• [Prompt] Change every "drilled-hole" to "bored-hole" in all the entries below, and write them out again with nothing else altered. Leave the pictures out of your answer.

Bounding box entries
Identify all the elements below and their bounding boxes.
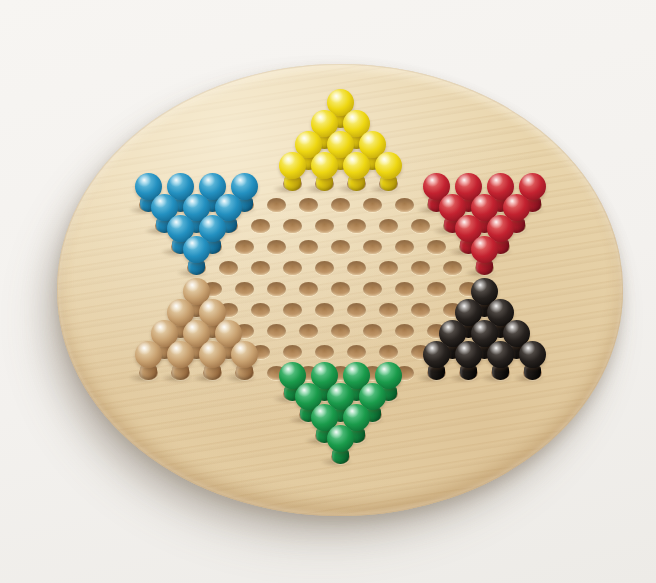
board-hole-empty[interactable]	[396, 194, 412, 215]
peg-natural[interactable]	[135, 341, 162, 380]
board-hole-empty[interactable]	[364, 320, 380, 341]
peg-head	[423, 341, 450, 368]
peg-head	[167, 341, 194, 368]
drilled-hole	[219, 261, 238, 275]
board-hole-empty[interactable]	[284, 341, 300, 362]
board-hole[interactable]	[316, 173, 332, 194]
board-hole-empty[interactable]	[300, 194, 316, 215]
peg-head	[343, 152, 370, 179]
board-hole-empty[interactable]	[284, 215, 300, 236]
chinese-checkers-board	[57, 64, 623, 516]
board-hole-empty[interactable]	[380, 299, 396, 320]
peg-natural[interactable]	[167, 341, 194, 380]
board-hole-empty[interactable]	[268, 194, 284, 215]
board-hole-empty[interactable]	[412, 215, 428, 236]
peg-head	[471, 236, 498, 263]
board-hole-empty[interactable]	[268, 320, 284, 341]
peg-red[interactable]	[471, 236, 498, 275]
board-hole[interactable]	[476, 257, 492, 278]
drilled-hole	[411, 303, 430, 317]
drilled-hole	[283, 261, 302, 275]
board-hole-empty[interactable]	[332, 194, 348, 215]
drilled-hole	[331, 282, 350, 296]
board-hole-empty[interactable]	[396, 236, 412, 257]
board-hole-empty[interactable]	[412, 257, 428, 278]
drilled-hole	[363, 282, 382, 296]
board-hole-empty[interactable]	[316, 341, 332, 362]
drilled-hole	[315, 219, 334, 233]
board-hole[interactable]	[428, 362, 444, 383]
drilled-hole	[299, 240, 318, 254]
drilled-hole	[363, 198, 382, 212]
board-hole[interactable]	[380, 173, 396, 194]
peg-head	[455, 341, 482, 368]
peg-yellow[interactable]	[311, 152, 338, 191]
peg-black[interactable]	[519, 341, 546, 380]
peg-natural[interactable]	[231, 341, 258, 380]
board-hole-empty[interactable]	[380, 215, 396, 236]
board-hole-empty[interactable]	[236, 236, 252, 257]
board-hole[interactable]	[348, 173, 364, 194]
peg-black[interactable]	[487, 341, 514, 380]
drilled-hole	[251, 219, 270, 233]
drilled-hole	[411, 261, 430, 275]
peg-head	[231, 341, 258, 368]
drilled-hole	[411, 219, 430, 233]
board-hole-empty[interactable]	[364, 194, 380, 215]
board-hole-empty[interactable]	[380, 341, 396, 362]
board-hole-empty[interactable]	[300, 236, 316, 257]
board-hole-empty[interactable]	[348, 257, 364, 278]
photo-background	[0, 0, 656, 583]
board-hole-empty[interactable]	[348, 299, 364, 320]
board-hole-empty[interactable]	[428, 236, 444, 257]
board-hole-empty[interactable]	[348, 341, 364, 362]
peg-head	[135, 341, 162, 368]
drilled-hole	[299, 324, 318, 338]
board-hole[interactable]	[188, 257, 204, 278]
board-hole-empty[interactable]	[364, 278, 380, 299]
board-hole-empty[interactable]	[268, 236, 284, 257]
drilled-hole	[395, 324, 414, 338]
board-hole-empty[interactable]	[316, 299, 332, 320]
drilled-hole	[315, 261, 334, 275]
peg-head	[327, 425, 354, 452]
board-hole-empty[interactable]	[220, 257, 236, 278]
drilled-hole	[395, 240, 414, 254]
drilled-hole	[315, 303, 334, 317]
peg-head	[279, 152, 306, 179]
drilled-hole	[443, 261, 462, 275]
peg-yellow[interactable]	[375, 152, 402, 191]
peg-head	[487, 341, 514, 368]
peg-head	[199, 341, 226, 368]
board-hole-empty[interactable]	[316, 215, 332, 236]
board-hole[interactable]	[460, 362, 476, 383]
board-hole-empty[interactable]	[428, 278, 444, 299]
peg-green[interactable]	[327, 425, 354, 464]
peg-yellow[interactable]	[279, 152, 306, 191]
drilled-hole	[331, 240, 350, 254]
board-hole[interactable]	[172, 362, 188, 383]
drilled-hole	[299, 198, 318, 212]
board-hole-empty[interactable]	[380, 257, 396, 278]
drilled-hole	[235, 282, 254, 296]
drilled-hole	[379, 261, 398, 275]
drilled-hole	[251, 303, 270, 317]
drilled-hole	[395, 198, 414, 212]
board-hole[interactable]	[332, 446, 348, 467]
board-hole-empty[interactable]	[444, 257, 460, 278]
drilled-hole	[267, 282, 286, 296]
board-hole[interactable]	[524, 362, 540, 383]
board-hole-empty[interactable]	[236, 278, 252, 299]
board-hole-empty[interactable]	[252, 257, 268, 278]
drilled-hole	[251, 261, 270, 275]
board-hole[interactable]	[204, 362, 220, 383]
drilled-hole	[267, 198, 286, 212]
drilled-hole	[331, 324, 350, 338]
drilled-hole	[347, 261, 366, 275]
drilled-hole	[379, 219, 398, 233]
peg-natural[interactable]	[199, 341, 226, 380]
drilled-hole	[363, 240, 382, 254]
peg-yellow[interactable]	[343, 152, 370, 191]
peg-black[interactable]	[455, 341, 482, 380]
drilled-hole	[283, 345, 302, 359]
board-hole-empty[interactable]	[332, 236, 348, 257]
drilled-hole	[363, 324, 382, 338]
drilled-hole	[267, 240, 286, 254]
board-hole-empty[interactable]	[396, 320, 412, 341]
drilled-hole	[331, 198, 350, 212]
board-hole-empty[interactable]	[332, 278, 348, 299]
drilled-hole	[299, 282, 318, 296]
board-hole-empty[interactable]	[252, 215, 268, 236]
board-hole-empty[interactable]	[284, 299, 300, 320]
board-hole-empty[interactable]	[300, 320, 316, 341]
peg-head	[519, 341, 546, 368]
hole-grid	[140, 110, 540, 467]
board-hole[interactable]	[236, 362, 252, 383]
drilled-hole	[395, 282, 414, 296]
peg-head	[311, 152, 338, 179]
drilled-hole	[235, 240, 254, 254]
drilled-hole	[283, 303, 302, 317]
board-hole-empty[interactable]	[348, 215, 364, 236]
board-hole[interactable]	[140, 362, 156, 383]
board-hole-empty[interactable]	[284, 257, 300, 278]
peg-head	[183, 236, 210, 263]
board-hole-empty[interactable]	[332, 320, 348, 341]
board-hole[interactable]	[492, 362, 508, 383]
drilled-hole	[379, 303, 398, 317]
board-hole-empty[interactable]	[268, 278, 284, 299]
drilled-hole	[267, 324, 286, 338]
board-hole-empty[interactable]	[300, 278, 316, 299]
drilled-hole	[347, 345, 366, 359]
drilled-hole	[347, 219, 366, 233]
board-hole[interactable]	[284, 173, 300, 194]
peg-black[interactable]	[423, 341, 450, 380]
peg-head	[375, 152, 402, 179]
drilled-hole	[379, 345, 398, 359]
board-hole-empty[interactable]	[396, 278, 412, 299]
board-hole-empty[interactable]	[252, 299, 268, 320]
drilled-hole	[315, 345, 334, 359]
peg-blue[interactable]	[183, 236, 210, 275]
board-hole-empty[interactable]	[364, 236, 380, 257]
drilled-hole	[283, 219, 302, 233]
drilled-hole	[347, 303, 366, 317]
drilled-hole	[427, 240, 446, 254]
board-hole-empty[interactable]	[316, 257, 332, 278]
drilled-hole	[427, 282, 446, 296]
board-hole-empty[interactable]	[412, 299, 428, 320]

• [Answer to the task]
Identify all the elements below and their bounding boxes.
board-hole-empty[interactable]	[396, 194, 412, 215]
peg-natural[interactable]	[135, 341, 162, 380]
board-hole-empty[interactable]	[364, 320, 380, 341]
peg-head	[423, 341, 450, 368]
peg-head	[167, 341, 194, 368]
bored-hole	[219, 261, 238, 275]
board-hole-empty[interactable]	[284, 341, 300, 362]
board-hole[interactable]	[316, 173, 332, 194]
board-hole-empty[interactable]	[300, 194, 316, 215]
peg-head	[343, 152, 370, 179]
board-hole-empty[interactable]	[284, 215, 300, 236]
chinese-checkers-board	[57, 64, 623, 516]
board-hole-empty[interactable]	[380, 299, 396, 320]
peg-natural[interactable]	[167, 341, 194, 380]
board-hole-empty[interactable]	[268, 194, 284, 215]
board-hole-empty[interactable]	[412, 215, 428, 236]
peg-head	[471, 236, 498, 263]
board-hole-empty[interactable]	[268, 320, 284, 341]
peg-red[interactable]	[471, 236, 498, 275]
board-hole[interactable]	[476, 257, 492, 278]
bored-hole	[411, 303, 430, 317]
bored-hole	[283, 261, 302, 275]
board-hole-empty[interactable]	[332, 194, 348, 215]
bored-hole	[331, 282, 350, 296]
board-hole-empty[interactable]	[396, 236, 412, 257]
board-hole-empty[interactable]	[412, 257, 428, 278]
bored-hole	[363, 282, 382, 296]
board-hole-empty[interactable]	[316, 341, 332, 362]
bored-hole	[315, 219, 334, 233]
board-hole[interactable]	[428, 362, 444, 383]
bored-hole	[299, 240, 318, 254]
bored-hole	[363, 198, 382, 212]
board-hole[interactable]	[380, 173, 396, 194]
peg-head	[455, 341, 482, 368]
peg-yellow[interactable]	[311, 152, 338, 191]
peg-black[interactable]	[519, 341, 546, 380]
peg-natural[interactable]	[231, 341, 258, 380]
board-hole-empty[interactable]	[380, 215, 396, 236]
board-hole-empty[interactable]	[236, 236, 252, 257]
board-hole[interactable]	[348, 173, 364, 194]
peg-black[interactable]	[487, 341, 514, 380]
bored-hole	[251, 219, 270, 233]
bored-hole	[411, 261, 430, 275]
peg-head	[231, 341, 258, 368]
bored-hole	[411, 219, 430, 233]
board-hole-empty[interactable]	[364, 194, 380, 215]
board-hole-empty[interactable]	[380, 341, 396, 362]
board-hole-empty[interactable]	[300, 236, 316, 257]
board-hole-empty[interactable]	[348, 257, 364, 278]
photo-background	[0, 0, 656, 583]
board-hole-empty[interactable]	[348, 299, 364, 320]
board-hole-empty[interactable]	[428, 236, 444, 257]
board-hole-empty[interactable]	[348, 341, 364, 362]
peg-head	[135, 341, 162, 368]
bored-hole	[299, 324, 318, 338]
board-hole[interactable]	[188, 257, 204, 278]
board-hole-empty[interactable]	[364, 278, 380, 299]
board-hole-empty[interactable]	[268, 236, 284, 257]
bored-hole	[395, 324, 414, 338]
board-hole-empty[interactable]	[316, 299, 332, 320]
bored-hole	[315, 261, 334, 275]
peg-head	[327, 425, 354, 452]
board-hole-empty[interactable]	[220, 257, 236, 278]
bored-hole	[395, 240, 414, 254]
bored-hole	[315, 303, 334, 317]
peg-head	[279, 152, 306, 179]
bored-hole	[443, 261, 462, 275]
peg-yellow[interactable]	[375, 152, 402, 191]
peg-head	[487, 341, 514, 368]
peg-head	[199, 341, 226, 368]
board-hole-empty[interactable]	[316, 215, 332, 236]
board-hole[interactable]	[460, 362, 476, 383]
board-hole-empty[interactable]	[428, 278, 444, 299]
peg-green[interactable]	[327, 425, 354, 464]
peg-yellow[interactable]	[279, 152, 306, 191]
bored-hole	[331, 240, 350, 254]
board-hole[interactable]	[172, 362, 188, 383]
bored-hole	[299, 198, 318, 212]
board-hole-empty[interactable]	[380, 257, 396, 278]
bored-hole	[235, 282, 254, 296]
bored-hole	[379, 261, 398, 275]
bored-hole	[251, 303, 270, 317]
bored-hole	[395, 198, 414, 212]
board-hole[interactable]	[332, 446, 348, 467]
board-hole-empty[interactable]	[444, 257, 460, 278]
bored-hole	[267, 282, 286, 296]
board-hole[interactable]	[524, 362, 540, 383]
board-hole-empty[interactable]	[236, 278, 252, 299]
board-hole-empty[interactable]	[252, 257, 268, 278]
bored-hole	[251, 261, 270, 275]
board-hole[interactable]	[204, 362, 220, 383]
bored-hole	[267, 198, 286, 212]
bored-hole	[331, 324, 350, 338]
bored-hole	[347, 261, 366, 275]
bored-hole	[379, 219, 398, 233]
peg-natural[interactable]	[199, 341, 226, 380]
bored-hole	[363, 240, 382, 254]
peg-yellow[interactable]	[343, 152, 370, 191]
peg-black[interactable]	[455, 341, 482, 380]
bored-hole	[283, 345, 302, 359]
board-hole-empty[interactable]	[332, 236, 348, 257]
bored-hole	[363, 324, 382, 338]
bored-hole	[267, 240, 286, 254]
board-hole-empty[interactable]	[396, 320, 412, 341]
bored-hole	[331, 198, 350, 212]
board-hole-empty[interactable]	[332, 278, 348, 299]
bored-hole	[299, 282, 318, 296]
board-hole-empty[interactable]	[252, 215, 268, 236]
board-hole-empty[interactable]	[284, 299, 300, 320]
board-hole-empty[interactable]	[300, 320, 316, 341]
peg-head	[519, 341, 546, 368]
hole-grid	[140, 110, 540, 467]
board-hole[interactable]	[236, 362, 252, 383]
bored-hole	[395, 282, 414, 296]
peg-head	[311, 152, 338, 179]
bored-hole	[235, 240, 254, 254]
bored-hole	[283, 303, 302, 317]
board-hole-empty[interactable]	[348, 215, 364, 236]
board-hole[interactable]	[140, 362, 156, 383]
board-hole-empty[interactable]	[284, 257, 300, 278]
peg-head	[183, 236, 210, 263]
board-hole-empty[interactable]	[332, 320, 348, 341]
board-hole[interactable]	[492, 362, 508, 383]
bored-hole	[379, 303, 398, 317]
board-hole-empty[interactable]	[268, 278, 284, 299]
bored-hole	[267, 324, 286, 338]
board-hole-empty[interactable]	[300, 278, 316, 299]
bored-hole	[347, 345, 366, 359]
bored-hole	[347, 219, 366, 233]
board-hole[interactable]	[284, 173, 300, 194]
peg-black[interactable]	[423, 341, 450, 380]
peg-head	[375, 152, 402, 179]
bored-hole	[379, 345, 398, 359]
board-hole-empty[interactable]	[396, 278, 412, 299]
board-hole-empty[interactable]	[252, 299, 268, 320]
bored-hole	[315, 345, 334, 359]
peg-blue[interactable]	[183, 236, 210, 275]
board-hole-empty[interactable]	[364, 236, 380, 257]
bored-hole	[283, 219, 302, 233]
bored-hole	[347, 303, 366, 317]
bored-hole	[427, 240, 446, 254]
board-hole-empty[interactable]	[316, 257, 332, 278]
bored-hole	[427, 282, 446, 296]
board-hole-empty[interactable]	[412, 299, 428, 320]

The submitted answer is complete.